▶ **The exercise**
Make an exact copy of all the data.

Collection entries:
* Begin *

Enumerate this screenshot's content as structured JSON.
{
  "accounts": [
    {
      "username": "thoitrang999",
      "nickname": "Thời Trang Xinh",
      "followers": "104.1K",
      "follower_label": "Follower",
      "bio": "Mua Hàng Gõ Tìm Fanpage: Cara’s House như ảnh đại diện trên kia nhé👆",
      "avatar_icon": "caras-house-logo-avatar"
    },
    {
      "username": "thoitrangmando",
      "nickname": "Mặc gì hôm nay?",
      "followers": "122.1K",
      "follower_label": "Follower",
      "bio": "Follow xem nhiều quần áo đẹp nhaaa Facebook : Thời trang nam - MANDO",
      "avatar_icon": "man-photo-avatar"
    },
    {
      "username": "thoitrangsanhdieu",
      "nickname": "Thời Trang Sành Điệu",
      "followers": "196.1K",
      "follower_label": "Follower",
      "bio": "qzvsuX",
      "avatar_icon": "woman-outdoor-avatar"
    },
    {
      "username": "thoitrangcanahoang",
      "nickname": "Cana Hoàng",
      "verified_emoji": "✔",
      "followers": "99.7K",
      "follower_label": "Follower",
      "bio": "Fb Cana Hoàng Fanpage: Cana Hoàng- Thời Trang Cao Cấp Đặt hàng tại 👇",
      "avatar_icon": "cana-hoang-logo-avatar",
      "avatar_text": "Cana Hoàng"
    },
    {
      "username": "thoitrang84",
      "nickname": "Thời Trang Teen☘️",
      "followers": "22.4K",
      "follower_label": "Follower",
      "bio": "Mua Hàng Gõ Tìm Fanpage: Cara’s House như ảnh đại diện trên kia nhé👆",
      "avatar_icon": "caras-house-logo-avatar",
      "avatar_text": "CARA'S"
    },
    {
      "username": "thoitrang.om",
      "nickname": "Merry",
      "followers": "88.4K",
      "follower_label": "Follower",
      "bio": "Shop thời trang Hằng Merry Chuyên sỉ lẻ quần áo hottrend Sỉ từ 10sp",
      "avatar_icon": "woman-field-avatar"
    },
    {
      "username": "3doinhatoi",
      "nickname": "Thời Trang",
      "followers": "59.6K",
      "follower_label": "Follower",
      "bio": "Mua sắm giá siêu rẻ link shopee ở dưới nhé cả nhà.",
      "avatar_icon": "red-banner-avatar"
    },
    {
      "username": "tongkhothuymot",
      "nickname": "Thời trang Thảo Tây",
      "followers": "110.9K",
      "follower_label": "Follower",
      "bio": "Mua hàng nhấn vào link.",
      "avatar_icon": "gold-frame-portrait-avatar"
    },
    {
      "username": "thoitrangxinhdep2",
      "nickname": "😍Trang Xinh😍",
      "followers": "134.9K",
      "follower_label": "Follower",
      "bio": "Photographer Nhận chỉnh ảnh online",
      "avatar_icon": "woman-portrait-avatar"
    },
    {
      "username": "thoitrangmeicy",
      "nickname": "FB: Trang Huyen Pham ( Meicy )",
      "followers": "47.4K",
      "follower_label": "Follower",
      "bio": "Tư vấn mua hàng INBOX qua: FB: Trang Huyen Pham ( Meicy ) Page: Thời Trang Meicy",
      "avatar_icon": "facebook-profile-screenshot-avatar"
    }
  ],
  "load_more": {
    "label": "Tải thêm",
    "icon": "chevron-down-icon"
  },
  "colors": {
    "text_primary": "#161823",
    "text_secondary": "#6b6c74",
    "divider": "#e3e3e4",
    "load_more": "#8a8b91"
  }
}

* End *

▶ **Expected answer**
Enumerate this screenshot's content as structured JSON.
{
  "accounts": [
    {
      "username": "thoitrang999",
      "nickname": "Thời Trang Xinh",
      "followers": "104.1K",
      "follower_label": "Follower",
      "bio": "Mua Hàng Gõ Tìm Fanpage: Cara’s House như ảnh đại diện trên kia nhé👆",
      "avatar_icon": "caras-house-logo-avatar"
    },
    {
      "username": "thoitrangmando",
      "nickname": "Mặc gì hôm nay?",
      "followers": "122.1K",
      "follower_label": "Follower",
      "bio": "Follow xem nhiều quần áo đẹp nhaaa Facebook : Thời trang nam - MANDO",
      "avatar_icon": "man-photo-avatar"
    },
    {
      "username": "thoitrangsanhdieu",
      "nickname": "Thời Trang Sành Điệu",
      "followers": "196.1K",
      "follower_label": "Follower",
      "bio": "qzvsuX",
      "avatar_icon": "woman-outdoor-avatar"
    },
    {
      "username": "thoitrangcanahoang",
      "nickname": "Cana Hoàng",
      "verified_emoji": "✔",
      "followers": "99.7K",
      "follower_label": "Follower",
      "bio": "Fb Cana Hoàng Fanpage: Cana Hoàng- Thời Trang Cao Cấp Đặt hàng tại 👇",
      "avatar_icon": "cana-hoang-logo-avatar",
      "avatar_text": "Cana Hoàng"
    },
    {
      "username": "thoitrang84",
      "nickname": "Thời Trang Teen☘️",
      "followers": "22.4K",
      "follower_label": "Follower",
      "bio": "Mua Hàng Gõ Tìm Fanpage: Cara’s House như ảnh đại diện trên kia nhé👆",
      "avatar_icon": "caras-house-logo-avatar",
      "avatar_text": "CARA'S"
    },
    {
      "username": "thoitrang.om",
      "nickname": "Merry",
      "followers": "88.4K",
      "follower_label": "Follower",
      "bio": "Shop thời trang Hằng Merry Chuyên sỉ lẻ quần áo hottrend Sỉ từ 10sp",
      "avatar_icon": "woman-field-avatar"
    },
    {
      "username": "3doinhatoi",
      "nickname": "Thời Trang",
      "followers": "59.6K",
      "follower_label": "Follower",
      "bio": "Mua sắm giá siêu rẻ link shopee ở dưới nhé cả nhà.",
      "avatar_icon": "red-banner-avatar"
    },
    {
      "username": "tongkhothuymot",
      "nickname": "Thời trang Thảo Tây",
      "followers": "110.9K",
      "follower_label": "Follower",
      "bio": "Mua hàng nhấn vào link.",
      "avatar_icon": "gold-frame-portrait-avatar"
    },
    {
      "username": "thoitrangxinhdep2",
      "nickname": "😍Trang Xinh😍",
      "followers": "134.9K",
      "follower_label": "Follower",
      "bio": "Photographer Nhận chỉnh ảnh online",
      "avatar_icon": "woman-portrait-avatar"
    },
    {
      "username": "thoitrangmeicy",
      "nickname": "FB: Trang Huyen Pham ( Meicy )",
      "followers": "47.4K",
      "follower_label": "Follower",
      "bio": "Tư vấn mua hàng INBOX qua: FB: Trang Huyen Pham ( Meicy ) Page: Thời Trang Meicy",
      "avatar_icon": "facebook-profile-screenshot-avatar"
    }
  ],
  "load_more": {
    "label": "Tải thêm",
    "icon": "chevron-down-icon"
  },
  "colors": {
    "text_primary": "#161823",
    "text_secondary": "#6b6c74",
    "divider": "#e3e3e4",
    "load_more": "#8a8b91"
  }
}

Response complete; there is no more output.